WHAT THE TASK REQUIRES —
Reproduce verbatim the stretch of lines from the one containing "301, 681, 311]" through the one containing "capex-footnote: * Lands", including both of those lines.

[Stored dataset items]
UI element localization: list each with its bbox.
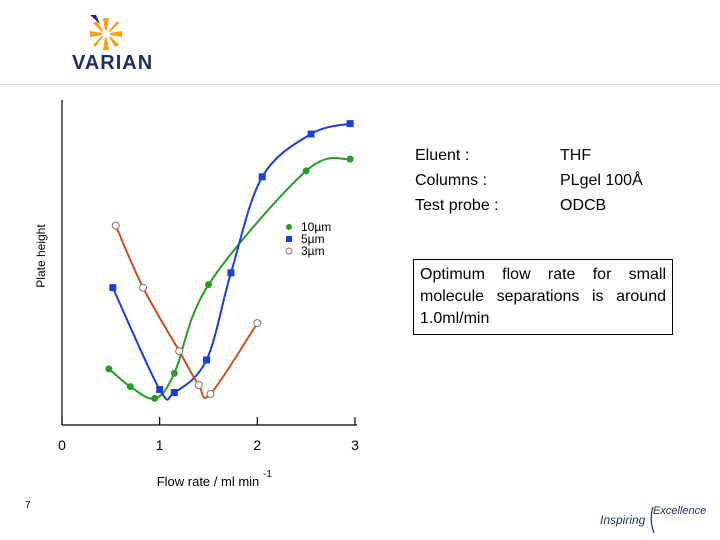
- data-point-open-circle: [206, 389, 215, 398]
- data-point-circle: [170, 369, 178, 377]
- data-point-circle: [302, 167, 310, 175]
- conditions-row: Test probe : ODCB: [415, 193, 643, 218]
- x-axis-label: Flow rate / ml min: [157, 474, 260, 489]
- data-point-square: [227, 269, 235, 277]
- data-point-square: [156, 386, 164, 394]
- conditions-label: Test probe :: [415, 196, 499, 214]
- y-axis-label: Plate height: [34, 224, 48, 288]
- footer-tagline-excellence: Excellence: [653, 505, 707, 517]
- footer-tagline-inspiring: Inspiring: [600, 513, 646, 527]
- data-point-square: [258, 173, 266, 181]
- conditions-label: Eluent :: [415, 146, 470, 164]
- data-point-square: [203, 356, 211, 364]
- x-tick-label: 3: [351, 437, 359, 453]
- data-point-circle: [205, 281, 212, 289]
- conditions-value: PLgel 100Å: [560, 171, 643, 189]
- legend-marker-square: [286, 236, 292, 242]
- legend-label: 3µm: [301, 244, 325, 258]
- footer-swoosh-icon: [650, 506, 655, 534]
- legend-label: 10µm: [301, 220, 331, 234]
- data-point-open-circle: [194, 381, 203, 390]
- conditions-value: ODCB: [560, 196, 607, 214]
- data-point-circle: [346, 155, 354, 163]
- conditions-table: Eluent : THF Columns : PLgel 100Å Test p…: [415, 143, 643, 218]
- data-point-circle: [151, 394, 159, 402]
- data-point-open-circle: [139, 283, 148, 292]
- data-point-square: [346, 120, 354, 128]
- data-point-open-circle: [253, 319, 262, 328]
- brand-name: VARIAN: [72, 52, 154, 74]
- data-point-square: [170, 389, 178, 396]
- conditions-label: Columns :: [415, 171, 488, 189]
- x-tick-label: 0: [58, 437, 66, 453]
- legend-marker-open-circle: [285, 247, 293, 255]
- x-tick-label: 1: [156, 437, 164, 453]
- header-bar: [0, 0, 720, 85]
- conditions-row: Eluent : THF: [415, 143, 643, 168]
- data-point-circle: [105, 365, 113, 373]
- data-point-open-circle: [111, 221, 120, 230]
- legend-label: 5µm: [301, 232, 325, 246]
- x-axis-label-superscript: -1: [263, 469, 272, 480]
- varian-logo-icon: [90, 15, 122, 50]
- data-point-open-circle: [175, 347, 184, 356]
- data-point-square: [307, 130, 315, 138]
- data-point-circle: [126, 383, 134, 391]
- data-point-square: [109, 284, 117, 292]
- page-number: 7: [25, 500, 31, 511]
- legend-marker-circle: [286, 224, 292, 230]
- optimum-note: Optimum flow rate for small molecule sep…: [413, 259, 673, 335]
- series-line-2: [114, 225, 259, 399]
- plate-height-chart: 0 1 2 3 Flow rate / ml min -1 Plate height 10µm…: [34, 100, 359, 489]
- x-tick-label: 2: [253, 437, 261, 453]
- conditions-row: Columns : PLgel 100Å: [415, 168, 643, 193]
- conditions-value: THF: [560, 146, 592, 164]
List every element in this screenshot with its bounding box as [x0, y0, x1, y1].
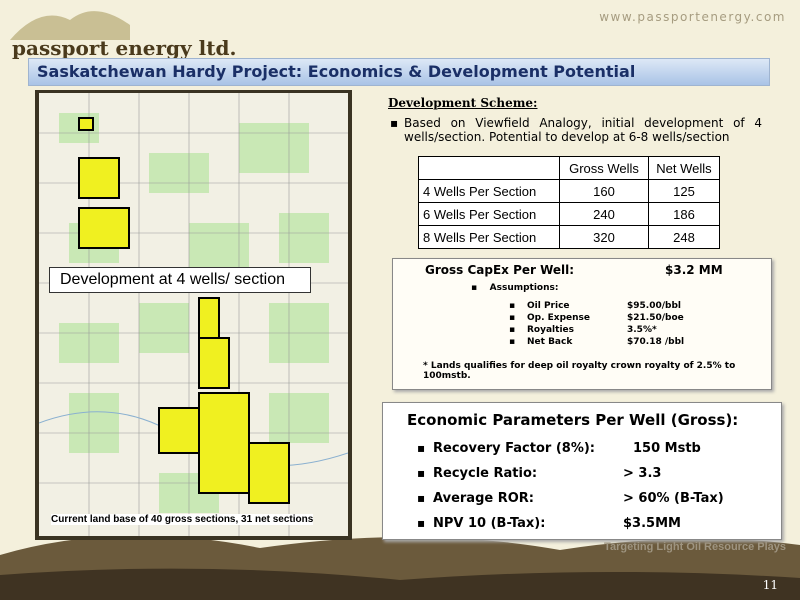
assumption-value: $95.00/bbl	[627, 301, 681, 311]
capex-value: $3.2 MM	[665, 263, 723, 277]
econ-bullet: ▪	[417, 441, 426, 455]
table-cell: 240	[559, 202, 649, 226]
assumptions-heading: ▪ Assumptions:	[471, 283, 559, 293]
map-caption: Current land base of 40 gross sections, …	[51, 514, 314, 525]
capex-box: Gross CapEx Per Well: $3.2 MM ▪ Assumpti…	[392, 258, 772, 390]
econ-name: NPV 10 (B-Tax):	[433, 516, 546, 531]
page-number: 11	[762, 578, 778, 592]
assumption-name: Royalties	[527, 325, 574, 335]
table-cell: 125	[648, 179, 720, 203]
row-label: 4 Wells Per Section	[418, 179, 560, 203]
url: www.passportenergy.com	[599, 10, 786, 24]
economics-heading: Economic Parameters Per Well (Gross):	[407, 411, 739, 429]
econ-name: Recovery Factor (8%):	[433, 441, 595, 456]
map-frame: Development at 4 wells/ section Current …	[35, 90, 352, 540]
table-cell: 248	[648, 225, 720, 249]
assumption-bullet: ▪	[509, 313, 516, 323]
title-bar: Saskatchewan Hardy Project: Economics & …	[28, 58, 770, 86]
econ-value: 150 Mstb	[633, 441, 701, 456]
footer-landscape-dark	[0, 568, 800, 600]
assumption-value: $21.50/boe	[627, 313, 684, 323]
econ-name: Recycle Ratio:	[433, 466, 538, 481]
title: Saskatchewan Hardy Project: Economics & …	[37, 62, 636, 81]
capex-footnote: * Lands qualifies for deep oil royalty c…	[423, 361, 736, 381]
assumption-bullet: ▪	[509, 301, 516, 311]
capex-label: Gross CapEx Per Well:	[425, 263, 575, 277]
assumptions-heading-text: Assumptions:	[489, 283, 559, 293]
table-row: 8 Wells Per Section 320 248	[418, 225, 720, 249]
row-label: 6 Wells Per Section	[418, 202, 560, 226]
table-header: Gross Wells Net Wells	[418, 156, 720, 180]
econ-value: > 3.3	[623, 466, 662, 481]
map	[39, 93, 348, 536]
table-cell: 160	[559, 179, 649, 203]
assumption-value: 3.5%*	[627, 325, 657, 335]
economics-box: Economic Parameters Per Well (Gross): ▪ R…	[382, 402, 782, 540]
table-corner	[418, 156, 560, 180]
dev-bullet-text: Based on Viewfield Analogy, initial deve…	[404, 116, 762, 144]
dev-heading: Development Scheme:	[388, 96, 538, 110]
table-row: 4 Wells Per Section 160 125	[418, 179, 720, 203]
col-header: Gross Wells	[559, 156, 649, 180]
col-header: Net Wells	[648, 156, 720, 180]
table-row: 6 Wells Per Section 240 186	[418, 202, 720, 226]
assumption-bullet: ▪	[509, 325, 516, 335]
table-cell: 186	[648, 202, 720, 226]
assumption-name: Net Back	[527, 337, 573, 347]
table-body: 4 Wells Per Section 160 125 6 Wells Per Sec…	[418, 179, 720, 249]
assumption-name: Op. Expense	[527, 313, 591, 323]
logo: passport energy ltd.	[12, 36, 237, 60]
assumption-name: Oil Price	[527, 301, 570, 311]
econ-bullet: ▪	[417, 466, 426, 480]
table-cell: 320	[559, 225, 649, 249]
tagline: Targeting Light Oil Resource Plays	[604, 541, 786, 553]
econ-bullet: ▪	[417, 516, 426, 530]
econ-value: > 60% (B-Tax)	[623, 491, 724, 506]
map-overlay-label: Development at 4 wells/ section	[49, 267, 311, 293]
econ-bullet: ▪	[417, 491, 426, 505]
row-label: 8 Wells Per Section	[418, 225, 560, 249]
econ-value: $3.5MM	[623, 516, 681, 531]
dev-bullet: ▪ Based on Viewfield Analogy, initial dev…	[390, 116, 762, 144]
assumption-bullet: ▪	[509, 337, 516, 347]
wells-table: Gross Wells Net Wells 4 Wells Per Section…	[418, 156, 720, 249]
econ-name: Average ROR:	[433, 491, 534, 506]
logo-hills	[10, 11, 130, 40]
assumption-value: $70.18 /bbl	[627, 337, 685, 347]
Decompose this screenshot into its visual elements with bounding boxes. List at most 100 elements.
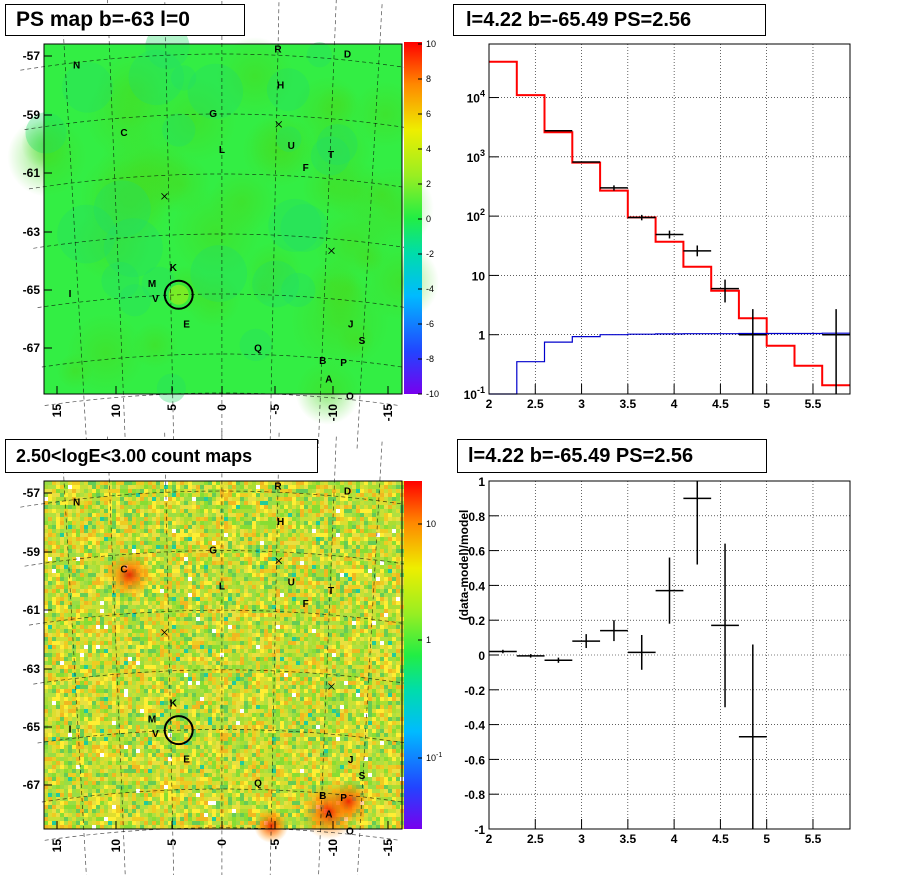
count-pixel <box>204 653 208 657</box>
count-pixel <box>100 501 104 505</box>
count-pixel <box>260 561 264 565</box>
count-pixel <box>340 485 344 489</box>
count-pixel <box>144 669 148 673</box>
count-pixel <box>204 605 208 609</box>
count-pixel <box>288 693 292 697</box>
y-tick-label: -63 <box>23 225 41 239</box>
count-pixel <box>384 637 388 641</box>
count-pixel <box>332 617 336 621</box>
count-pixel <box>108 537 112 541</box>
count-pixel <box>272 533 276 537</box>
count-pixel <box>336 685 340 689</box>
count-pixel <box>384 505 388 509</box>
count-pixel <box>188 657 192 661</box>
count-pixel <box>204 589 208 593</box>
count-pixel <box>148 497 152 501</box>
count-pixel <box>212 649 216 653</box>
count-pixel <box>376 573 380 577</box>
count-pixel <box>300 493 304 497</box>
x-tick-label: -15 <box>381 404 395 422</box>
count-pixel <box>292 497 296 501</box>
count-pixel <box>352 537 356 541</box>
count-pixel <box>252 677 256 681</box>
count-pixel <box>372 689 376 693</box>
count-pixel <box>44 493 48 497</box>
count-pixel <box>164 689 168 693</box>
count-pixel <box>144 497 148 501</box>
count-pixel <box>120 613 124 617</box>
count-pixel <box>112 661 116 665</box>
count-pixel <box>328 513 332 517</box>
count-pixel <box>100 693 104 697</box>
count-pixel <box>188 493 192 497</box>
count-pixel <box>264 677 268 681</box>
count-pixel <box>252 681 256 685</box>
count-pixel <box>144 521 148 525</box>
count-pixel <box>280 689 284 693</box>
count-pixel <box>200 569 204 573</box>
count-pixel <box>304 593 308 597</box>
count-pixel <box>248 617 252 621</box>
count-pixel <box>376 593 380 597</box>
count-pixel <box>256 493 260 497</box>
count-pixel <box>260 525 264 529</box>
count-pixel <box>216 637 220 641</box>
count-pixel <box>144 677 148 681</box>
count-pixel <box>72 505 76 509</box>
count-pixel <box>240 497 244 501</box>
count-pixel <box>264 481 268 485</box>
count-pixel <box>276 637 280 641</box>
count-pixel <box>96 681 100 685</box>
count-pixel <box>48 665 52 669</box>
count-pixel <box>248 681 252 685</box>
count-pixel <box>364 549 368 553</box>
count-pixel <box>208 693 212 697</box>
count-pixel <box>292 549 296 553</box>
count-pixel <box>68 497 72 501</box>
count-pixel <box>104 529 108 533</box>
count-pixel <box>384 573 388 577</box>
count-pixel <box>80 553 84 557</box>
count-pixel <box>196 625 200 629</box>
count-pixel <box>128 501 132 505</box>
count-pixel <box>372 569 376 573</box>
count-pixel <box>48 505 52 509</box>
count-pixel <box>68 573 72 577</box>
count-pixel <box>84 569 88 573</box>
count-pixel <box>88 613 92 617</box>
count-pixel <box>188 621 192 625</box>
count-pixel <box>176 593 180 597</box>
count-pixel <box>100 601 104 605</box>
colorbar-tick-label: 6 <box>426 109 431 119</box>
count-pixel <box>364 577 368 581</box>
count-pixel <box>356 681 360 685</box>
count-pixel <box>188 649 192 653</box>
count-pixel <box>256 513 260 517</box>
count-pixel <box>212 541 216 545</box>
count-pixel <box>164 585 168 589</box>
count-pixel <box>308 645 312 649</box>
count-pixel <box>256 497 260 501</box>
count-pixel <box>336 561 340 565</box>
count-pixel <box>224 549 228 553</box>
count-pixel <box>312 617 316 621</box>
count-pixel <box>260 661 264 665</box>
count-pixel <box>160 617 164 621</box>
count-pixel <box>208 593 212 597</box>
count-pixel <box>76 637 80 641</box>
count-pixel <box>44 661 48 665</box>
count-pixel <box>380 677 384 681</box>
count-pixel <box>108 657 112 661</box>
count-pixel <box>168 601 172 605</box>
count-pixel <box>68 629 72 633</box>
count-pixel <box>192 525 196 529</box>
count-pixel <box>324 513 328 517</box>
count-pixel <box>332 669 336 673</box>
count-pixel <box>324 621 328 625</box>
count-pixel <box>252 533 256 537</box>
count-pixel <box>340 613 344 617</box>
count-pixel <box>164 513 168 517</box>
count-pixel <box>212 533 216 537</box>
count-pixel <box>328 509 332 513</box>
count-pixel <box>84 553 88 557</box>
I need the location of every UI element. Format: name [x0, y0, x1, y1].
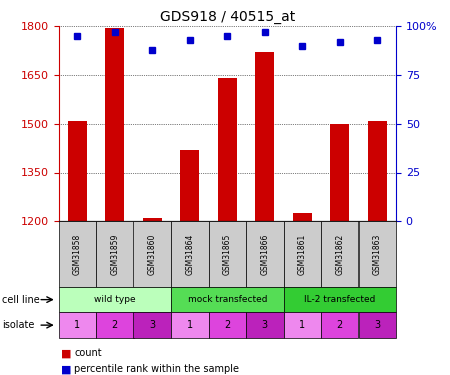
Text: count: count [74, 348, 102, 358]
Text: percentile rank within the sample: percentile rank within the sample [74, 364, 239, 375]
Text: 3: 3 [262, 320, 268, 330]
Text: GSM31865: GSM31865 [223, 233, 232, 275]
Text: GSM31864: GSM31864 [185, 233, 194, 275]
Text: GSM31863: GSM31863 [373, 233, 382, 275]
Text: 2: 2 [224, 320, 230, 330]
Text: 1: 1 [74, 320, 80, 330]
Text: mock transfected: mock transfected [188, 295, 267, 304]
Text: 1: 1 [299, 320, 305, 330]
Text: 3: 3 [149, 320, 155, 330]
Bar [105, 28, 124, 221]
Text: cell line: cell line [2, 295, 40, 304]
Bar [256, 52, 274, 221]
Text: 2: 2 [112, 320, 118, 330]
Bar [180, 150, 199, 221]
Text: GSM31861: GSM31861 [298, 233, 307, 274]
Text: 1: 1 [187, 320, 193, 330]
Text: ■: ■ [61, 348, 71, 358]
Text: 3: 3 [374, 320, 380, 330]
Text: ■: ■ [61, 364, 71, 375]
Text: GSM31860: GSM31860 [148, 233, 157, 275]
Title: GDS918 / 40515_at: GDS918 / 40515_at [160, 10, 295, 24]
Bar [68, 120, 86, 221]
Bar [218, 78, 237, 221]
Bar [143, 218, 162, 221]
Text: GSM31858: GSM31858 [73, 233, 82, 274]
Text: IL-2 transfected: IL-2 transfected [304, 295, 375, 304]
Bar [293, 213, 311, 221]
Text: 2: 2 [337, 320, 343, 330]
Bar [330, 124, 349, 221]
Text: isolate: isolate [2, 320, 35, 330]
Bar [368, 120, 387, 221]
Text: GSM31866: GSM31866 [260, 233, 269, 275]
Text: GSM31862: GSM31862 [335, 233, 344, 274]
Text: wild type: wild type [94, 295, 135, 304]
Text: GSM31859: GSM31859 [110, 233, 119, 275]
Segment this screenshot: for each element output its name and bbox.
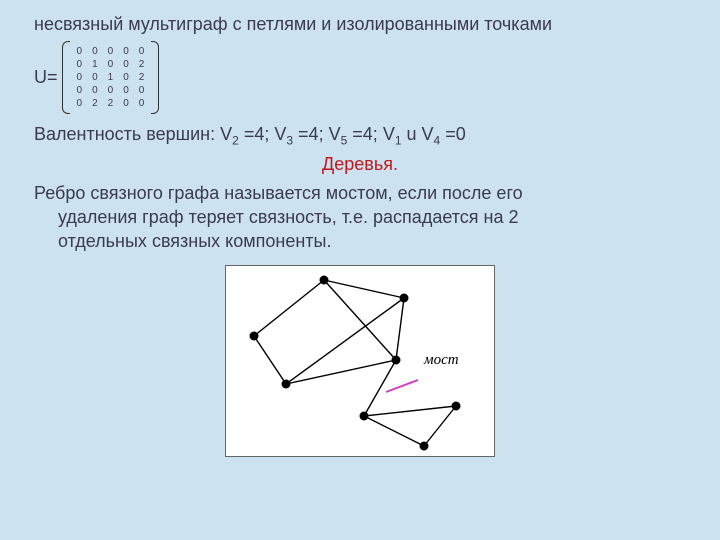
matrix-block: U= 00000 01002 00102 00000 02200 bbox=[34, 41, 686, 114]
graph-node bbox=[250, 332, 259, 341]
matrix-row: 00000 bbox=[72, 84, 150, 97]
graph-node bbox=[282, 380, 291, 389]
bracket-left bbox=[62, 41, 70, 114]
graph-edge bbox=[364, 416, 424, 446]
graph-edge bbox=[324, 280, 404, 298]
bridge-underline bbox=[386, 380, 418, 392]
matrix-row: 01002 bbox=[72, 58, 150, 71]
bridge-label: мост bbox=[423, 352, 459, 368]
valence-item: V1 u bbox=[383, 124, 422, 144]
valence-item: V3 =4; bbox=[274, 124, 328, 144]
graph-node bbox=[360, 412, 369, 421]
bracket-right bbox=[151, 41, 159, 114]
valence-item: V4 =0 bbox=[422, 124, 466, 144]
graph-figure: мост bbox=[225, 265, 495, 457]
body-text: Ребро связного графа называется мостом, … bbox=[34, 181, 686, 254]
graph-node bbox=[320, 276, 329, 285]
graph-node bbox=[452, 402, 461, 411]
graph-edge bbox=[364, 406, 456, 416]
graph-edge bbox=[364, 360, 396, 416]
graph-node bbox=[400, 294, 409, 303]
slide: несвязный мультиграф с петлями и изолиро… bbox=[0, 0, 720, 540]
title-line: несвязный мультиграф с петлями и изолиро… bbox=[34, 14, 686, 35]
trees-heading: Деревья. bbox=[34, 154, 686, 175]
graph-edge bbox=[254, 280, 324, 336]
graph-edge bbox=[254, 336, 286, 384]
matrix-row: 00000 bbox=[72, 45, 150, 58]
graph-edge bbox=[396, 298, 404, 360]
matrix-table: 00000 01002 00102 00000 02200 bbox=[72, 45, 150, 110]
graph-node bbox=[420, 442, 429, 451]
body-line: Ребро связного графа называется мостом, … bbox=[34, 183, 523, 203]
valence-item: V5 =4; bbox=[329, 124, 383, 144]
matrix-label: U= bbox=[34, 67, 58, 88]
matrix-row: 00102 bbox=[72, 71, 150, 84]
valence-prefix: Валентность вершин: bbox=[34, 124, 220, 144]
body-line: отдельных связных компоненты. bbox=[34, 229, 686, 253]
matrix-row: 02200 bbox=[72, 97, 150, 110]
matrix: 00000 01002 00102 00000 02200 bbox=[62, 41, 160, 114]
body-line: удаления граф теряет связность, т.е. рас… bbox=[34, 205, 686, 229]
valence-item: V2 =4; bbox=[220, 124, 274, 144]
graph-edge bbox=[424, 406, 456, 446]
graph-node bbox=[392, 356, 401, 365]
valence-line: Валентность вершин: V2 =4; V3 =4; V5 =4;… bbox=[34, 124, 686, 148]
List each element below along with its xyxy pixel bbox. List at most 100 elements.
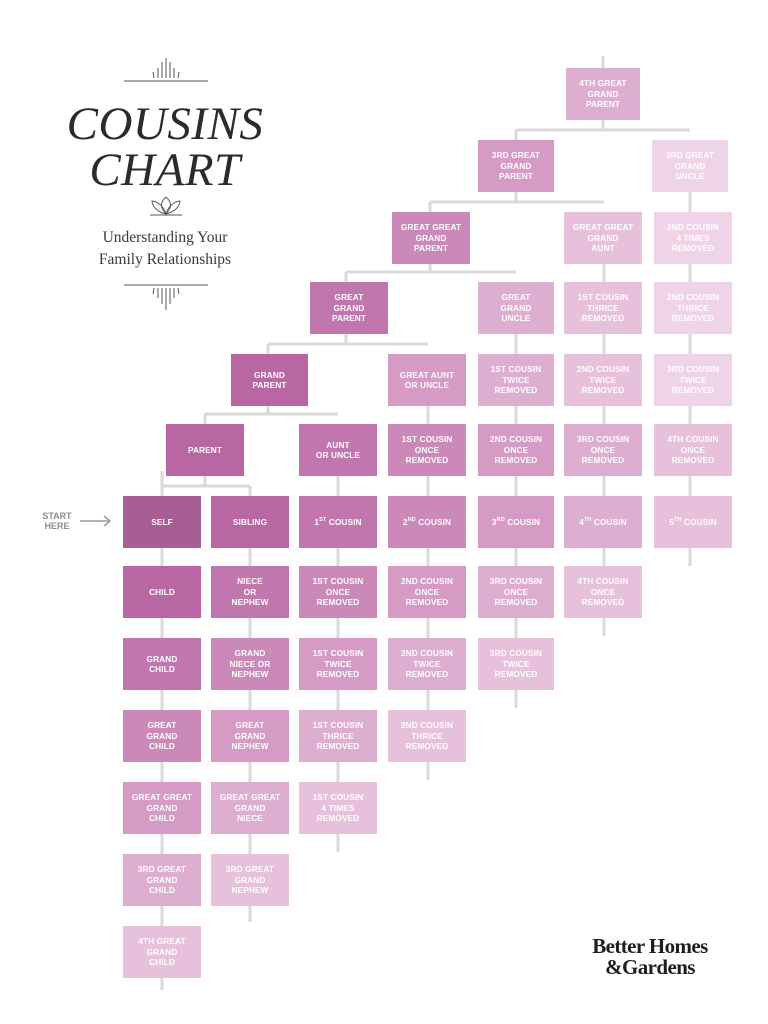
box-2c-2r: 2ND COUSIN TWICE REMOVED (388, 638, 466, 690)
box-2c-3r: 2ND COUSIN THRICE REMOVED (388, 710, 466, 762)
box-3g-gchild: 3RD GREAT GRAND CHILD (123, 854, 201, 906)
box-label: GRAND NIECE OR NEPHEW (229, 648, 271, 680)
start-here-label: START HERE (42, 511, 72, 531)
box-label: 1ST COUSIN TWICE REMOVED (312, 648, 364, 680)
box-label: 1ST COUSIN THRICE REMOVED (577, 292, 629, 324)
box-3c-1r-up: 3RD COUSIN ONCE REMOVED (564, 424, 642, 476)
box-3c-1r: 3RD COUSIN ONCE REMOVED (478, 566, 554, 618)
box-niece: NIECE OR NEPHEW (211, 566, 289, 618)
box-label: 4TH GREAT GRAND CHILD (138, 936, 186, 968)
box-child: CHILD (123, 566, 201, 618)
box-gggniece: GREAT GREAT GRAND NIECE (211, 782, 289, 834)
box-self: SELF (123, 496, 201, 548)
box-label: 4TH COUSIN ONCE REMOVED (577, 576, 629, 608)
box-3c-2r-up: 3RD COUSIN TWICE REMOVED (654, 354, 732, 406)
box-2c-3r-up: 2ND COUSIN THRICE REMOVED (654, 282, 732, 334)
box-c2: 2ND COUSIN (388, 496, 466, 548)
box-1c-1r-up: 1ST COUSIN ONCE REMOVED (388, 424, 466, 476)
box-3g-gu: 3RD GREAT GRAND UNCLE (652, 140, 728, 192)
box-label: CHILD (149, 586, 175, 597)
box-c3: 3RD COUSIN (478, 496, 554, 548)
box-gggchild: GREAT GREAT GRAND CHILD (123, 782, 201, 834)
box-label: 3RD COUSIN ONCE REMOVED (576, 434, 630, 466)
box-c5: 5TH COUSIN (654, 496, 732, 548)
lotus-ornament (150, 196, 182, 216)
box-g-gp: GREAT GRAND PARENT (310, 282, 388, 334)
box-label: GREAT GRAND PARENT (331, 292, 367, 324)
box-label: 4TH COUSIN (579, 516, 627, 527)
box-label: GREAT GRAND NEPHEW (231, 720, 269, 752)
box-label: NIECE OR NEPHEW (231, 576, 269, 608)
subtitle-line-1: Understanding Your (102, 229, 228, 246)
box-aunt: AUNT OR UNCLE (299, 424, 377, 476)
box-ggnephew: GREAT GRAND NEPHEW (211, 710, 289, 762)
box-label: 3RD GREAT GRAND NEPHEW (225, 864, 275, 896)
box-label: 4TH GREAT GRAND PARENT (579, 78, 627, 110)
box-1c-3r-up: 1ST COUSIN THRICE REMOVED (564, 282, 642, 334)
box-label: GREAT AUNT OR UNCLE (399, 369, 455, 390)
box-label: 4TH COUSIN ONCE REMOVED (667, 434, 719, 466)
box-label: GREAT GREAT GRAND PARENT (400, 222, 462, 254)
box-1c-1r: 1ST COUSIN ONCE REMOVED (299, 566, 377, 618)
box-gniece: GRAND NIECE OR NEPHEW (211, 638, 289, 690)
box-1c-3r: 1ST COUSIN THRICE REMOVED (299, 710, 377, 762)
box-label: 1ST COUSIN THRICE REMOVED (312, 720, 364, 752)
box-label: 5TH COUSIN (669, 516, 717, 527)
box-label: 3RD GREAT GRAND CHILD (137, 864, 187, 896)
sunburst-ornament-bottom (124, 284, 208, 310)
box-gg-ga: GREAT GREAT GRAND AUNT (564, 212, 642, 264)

SOLUTION TO THE EXERCISE —
assumption-value: $95.00/bbl	[627, 301, 681, 311]
capex-value: $3.2 MM	[665, 263, 723, 277]
econ-bullet: ▪	[417, 441, 426, 455]
table-cell: 240	[559, 202, 649, 226]
assumptions-heading: ▪ Assumptions:	[471, 283, 559, 293]
map-caption: Current land base of 40 gross sections, …	[51, 514, 314, 525]
capex-box: Gross CapEx Per Well: $3.2 MM ▪ Assumpti…	[392, 258, 772, 390]
econ-name: NPV 10 (B-Tax):	[433, 516, 546, 531]
page-number: 11	[762, 578, 778, 592]
assumption-name: Royalties	[527, 325, 574, 335]
table-cell: 125	[648, 179, 720, 203]
row-label: 4 Wells Per Section	[418, 179, 560, 203]
url: www.passportenergy.com	[599, 10, 786, 24]
economics-heading: Economic Parameters Per Well (Gross):	[407, 411, 739, 429]
econ-name: Recovery Factor (8%):	[433, 441, 595, 456]
map-frame: Development at 4 wells/ section Current …	[35, 90, 352, 540]
table-cell: 248	[648, 225, 720, 249]
assumption-bullet: ▪	[509, 313, 516, 323]
title-bar: Saskatchewan Hardy Project: Economics & …	[28, 58, 770, 86]
econ-value: 150 Mstb	[633, 441, 701, 456]
footer-landscape-dark	[0, 568, 800, 600]
assumption-value: $21.50/boe	[627, 313, 684, 323]
econ-name: Recycle Ratio:	[433, 466, 538, 481]
title: Saskatchewan Hardy Project: Economics & …	[37, 62, 636, 81]
capex-footnote: * Lands qualifies for deep oil royalty c…	[423, 361, 736, 381]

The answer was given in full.